▶ Directive A
Convert the entries, from their first line through the line containing "shape-note[interactable]: TEXT (81, 253, 117, 279)", into a JSON list of strings with one string per line and blank lines omitted.

┌─ Source extract

Price Reasonableness

Octo argues that the agency’s price reasonableness analysis was unreasonable because the agency did not meaningfully compare the offerors’ prices to one another. Comments and Supp. Protest at 24-25. The protester contends that it was unreasonable for the agency to conclude that Offeror A’s proposed price was reasonable when it was more than double the price proposed by the lowest‑priced offeror. Id. The protester also contends that the agency ignored the results of its own price analysis when it concluded that Offeror A’s price was reasonable. Supp. Comments at 9-15.

The agency responds that its analysis was reasonable because each offeror’s proposed price was compared to the mean of all price proposals received, using a standard deviation methodology, and this analysis was sufficiently documented. Supp. COS/MOL at 13-14. To the extent Octo argues that some of Offeror A’s proposed rates and contract line item number (CLIN) prices were unreasonably high, the agency responds that it reasonably exercised its discretion when it concluded that those higher‑priced elements could be addressed through discussions. Id.

A price reasonableness determination is a matter of administrative discretion involving the exercise of business judgment by the contracting officer that we will question only where it is unreasonable. AAR Airlift Group, Inc., B‑414690 et al., Aug. 22, 2017, 2017 CPD ¶ 273 at 9. The FAR permits the use of various price analysis techniques and procedures to ensure fair and reasonable prices, including the comparison of proposed prices received in response to the solicitation to each other or to an independent government estimate. FAR 15.404‑1(b)(2); Comprehensive Health Servs., Inc., B‑310553, Dec. 27, 2007, 2008 CPD ¶ 9 at 8. The depth of an agency’s price analysis is a matter within the sound exercise of the agency’s discretion, and we will not disturb such an analysis unless it lacks a reasonable basis. Advanced Sys. Tech. & Mgmt., Inc., B‑291529, Dec. 20, 2002, 2002 CPD ¶ 219 at 2.

└─

▶ Directive B
According to the price reasonableness passage, what method did the agency use to compare each offeror's proposed price?

┌─ Material provided

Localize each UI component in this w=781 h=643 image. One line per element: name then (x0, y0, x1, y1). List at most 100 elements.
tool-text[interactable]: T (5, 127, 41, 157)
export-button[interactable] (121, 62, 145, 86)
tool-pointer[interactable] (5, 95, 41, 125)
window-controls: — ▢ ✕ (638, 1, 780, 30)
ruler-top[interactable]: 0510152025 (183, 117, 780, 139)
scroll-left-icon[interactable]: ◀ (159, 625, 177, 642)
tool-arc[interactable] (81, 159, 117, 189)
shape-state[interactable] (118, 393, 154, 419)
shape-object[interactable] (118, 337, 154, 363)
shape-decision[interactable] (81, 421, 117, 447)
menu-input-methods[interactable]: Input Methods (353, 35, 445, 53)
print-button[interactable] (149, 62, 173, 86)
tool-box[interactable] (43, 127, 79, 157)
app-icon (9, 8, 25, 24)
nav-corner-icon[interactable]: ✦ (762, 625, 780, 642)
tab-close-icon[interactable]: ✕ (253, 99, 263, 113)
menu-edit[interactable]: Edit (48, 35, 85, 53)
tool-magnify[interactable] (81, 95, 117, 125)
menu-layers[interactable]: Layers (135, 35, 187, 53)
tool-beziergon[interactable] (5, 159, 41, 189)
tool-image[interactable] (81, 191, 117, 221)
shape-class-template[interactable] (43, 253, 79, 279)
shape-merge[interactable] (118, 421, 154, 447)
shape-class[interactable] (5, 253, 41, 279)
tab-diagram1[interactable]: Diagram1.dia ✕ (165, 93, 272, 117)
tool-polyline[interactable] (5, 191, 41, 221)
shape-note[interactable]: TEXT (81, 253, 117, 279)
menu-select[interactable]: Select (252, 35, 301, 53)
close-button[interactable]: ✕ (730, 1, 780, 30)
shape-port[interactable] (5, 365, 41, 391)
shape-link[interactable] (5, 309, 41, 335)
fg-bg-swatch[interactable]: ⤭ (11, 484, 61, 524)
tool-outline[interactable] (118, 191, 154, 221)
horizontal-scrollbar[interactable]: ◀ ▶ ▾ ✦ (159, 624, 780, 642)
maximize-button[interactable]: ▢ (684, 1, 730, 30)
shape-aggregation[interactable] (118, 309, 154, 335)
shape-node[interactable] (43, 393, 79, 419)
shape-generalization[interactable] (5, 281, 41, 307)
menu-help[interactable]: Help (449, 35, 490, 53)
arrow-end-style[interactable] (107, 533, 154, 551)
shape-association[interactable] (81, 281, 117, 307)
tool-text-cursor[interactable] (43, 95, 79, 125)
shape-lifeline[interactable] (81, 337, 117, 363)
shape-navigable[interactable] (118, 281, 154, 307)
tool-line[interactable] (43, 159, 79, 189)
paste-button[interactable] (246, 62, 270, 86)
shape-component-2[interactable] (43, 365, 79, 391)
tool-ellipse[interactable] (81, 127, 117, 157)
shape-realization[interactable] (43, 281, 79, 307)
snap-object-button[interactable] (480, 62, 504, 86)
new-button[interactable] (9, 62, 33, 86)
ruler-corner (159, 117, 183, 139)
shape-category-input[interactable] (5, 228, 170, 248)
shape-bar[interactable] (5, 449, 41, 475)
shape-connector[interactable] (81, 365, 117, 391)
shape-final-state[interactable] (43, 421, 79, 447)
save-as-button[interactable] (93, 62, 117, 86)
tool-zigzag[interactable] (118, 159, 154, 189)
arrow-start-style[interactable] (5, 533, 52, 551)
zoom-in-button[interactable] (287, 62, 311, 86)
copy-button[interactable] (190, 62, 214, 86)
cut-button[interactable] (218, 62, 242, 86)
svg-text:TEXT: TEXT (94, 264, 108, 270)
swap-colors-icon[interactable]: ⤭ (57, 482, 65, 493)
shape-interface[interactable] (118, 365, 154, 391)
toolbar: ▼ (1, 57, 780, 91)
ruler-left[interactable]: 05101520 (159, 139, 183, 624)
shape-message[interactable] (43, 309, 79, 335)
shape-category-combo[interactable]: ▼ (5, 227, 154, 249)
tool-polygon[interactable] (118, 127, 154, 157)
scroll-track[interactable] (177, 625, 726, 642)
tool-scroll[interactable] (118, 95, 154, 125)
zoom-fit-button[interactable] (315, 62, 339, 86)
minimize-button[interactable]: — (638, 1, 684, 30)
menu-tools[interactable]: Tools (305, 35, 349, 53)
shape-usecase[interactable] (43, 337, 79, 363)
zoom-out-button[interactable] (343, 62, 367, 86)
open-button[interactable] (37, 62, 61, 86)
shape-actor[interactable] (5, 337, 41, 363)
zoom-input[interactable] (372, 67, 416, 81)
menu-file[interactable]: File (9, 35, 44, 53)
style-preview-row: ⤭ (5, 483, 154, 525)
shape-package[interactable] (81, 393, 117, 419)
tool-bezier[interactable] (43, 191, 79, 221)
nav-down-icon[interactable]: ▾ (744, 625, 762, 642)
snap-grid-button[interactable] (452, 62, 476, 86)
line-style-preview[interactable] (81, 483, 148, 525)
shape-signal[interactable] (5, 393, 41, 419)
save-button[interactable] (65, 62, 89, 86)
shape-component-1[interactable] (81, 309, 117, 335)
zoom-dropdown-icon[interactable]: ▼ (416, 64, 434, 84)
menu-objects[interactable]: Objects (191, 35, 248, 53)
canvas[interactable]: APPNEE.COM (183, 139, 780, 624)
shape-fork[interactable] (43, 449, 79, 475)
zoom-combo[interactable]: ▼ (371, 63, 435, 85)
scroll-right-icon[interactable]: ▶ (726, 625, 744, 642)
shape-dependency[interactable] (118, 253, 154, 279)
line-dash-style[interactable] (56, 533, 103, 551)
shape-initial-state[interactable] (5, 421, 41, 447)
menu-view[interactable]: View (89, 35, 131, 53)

└─

▶ Right answer A
[
  "Localize each UI component in this w=781 h=643 image. One line per element: name then (x0, y0, x1, y1). List at most 100 elements.",
  "tool-text[interactable]: T (5, 127, 41, 157)",
  "export-button[interactable] (121, 62, 145, 86)",
  "tool-pointer[interactable] (5, 95, 41, 125)",
  "window-controls: — ▢ ✕ (638, 1, 780, 30)",
  "ruler-top[interactable]: 0510152025 (183, 117, 780, 139)",
  "scroll-left-icon[interactable]: ◀ (159, 625, 177, 642)",
  "tool-arc[interactable] (81, 159, 117, 189)",
  "shape-state[interactable] (118, 393, 154, 419)",
  "shape-object[interactable] (118, 337, 154, 363)",
  "shape-decision[interactable] (81, 421, 117, 447)",
  "menu-input-methods[interactable]: Input Methods (353, 35, 445, 53)",
  "print-button[interactable] (149, 62, 173, 86)",
  "tool-box[interactable] (43, 127, 79, 157)",
  "app-icon (9, 8, 25, 24)",
  "nav-corner-icon[interactable]: ✦ (762, 625, 780, 642)",
  "tab-close-icon[interactable]: ✕ (253, 99, 263, 113)",
  "menu-edit[interactable]: Edit (48, 35, 85, 53)",
  "tool-magnify[interactable] (81, 95, 117, 125)",
  "menu-layers[interactable]: Layers (135, 35, 187, 53)",
  "tool-beziergon[interactable] (5, 159, 41, 189)",
  "tool-image[interactable] (81, 191, 117, 221)",
  "shape-class-template[interactable] (43, 253, 79, 279)",
  "shape-merge[interactable] (118, 421, 154, 447)",
  "shape-class[interactable] (5, 253, 41, 279)",
  "tab-diagram1[interactable]: Diagram1.dia ✕ (165, 93, 272, 117)",
  "tool-polyline[interactable] (5, 191, 41, 221)",
  "shape-note[interactable]: TEXT (81, 253, 117, 279)"
]

▶ Right answer B
It compared each offeror's proposed price to the mean of all price proposals received, using a standard deviation methodology.